• What you need to do
Copy out every line in the entries below that includes "badan".

Saved entries
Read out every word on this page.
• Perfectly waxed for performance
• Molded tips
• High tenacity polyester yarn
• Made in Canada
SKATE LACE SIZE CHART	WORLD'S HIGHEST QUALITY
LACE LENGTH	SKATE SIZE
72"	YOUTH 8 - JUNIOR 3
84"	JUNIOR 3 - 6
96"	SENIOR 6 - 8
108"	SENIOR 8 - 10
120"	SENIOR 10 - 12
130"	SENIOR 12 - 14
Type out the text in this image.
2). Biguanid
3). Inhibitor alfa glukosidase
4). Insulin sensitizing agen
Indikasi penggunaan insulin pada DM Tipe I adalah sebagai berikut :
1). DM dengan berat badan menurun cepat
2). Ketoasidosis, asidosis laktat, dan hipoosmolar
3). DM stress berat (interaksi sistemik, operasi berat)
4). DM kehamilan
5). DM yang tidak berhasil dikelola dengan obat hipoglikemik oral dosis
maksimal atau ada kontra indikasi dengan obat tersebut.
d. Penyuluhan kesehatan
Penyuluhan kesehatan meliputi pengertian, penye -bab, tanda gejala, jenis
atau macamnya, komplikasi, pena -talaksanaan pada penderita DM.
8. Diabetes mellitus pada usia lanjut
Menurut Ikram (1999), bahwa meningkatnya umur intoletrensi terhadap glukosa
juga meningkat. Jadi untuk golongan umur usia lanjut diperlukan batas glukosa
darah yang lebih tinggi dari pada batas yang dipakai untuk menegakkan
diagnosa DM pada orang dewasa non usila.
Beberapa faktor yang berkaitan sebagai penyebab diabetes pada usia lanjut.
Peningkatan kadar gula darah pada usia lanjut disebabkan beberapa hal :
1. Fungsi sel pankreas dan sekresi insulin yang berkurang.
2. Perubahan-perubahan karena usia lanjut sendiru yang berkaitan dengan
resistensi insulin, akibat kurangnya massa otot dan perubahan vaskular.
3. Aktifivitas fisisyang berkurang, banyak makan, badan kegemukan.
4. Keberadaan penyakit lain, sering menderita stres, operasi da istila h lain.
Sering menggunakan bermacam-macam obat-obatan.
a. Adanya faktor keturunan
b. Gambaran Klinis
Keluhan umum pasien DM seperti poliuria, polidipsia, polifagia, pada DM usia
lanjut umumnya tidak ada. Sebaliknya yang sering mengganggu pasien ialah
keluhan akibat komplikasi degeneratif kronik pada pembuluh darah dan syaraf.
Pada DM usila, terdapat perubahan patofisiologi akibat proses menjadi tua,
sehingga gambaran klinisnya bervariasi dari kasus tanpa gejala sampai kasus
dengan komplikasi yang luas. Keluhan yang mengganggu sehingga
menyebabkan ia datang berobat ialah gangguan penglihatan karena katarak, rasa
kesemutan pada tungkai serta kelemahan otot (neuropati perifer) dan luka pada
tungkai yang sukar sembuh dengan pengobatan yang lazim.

• Output of the task
1). DM dengan berat badan menurun cepat
3. Aktifivitas fisisyang berkurang, banyak makan, badan kegemukan.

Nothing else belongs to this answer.